[start]

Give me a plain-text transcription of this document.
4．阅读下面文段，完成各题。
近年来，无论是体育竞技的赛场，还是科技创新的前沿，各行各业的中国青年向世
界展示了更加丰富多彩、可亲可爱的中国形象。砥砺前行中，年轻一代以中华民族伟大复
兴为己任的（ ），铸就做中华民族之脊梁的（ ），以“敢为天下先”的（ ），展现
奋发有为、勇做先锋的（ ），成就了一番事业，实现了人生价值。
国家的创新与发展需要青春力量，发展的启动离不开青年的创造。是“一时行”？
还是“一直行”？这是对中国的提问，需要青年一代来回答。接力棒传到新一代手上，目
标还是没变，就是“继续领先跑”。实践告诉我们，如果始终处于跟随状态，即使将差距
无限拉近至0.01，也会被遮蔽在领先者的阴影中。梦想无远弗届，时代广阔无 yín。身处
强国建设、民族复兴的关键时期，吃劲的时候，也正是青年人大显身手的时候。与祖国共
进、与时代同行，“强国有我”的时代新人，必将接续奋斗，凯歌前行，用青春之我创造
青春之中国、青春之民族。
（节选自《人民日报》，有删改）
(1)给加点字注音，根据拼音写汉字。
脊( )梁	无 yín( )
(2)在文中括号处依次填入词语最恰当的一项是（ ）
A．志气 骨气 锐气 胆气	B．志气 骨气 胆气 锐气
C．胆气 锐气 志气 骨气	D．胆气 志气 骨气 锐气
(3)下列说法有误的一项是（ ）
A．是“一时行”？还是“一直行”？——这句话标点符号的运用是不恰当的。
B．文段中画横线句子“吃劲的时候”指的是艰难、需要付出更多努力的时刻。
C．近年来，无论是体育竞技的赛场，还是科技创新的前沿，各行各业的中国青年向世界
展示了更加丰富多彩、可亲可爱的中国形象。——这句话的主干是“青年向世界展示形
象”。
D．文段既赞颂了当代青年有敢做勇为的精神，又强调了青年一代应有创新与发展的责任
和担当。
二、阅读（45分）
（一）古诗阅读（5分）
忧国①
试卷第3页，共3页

[end]

**WHAT IS EXPECTED**
From the entries above, copy every line where the word "无论是体育竞技的赛场" shows up.

**TASK OUTPUT**
近年来，无论是体育竞技的赛场，还是科技创新的前沿，各行各业的中国青年向世
C．近年来，无论是体育竞技的赛场，还是科技创新的前沿，各行各业的中国青年向世界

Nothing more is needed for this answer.